▶ **Exercise**:
In the records below, find the line containing "OCR this image.", then extract that line and all subsequent lines exactly, leaving out everything else.

━━ Records to use

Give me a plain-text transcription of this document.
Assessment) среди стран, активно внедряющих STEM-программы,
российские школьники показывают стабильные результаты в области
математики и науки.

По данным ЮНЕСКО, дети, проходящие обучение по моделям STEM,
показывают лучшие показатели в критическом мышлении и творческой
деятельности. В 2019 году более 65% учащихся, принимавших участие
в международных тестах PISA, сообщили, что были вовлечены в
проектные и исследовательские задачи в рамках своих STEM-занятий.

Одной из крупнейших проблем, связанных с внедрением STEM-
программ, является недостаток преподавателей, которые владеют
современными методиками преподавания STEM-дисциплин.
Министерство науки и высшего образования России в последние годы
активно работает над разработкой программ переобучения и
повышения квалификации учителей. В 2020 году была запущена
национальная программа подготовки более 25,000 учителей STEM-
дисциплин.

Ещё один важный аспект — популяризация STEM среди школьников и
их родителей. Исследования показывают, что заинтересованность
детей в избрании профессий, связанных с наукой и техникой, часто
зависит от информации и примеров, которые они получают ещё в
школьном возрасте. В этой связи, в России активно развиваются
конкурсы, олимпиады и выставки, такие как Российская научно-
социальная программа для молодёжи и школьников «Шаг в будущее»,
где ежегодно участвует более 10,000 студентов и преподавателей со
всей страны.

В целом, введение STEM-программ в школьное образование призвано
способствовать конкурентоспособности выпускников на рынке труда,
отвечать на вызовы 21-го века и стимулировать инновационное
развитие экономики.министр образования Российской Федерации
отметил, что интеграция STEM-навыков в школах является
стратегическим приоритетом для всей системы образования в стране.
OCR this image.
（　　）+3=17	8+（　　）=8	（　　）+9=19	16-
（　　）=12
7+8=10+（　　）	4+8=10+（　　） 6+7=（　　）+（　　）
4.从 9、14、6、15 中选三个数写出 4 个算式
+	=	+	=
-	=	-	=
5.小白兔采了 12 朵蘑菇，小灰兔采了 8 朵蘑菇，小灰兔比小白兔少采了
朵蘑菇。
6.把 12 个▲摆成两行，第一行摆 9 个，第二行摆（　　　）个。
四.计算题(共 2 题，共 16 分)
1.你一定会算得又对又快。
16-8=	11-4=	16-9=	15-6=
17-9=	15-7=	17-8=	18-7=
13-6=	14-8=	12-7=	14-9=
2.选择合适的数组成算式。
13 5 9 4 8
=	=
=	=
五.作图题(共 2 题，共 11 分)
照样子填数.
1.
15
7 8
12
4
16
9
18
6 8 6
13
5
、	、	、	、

━━━━

▶ **Expected output**:
OCR this image.
（　　）+3=17	8+（　　）=8	（　　）+9=19	16-
（　　）=12
7+8=10+（　　）	4+8=10+（　　） 6+7=（　　）+（　　）
4.从 9、14、6、15 中选三个数写出 4 个算式
+	=	+	=
-	=	-	=
5.小白兔采了 12 朵蘑菇，小灰兔采了 8 朵蘑菇，小灰兔比小白兔少采了
朵蘑菇。
6.把 12 个▲摆成两行，第一行摆 9 个，第二行摆（　　　）个。
四.计算题(共 2 题，共 16 分)
1.你一定会算得又对又快。
16-8=	11-4=	16-9=	15-6=
17-9=	15-7=	17-8=	18-7=
13-6=	14-8=	12-7=	14-9=
2.选择合适的数组成算式。
13 5 9 4 8
=	=
=	=
五.作图题(共 2 题，共 11 分)
照样子填数.
1.
15
7 8
12
4
16
9
18
6 8 6
13
5
、	、	、	、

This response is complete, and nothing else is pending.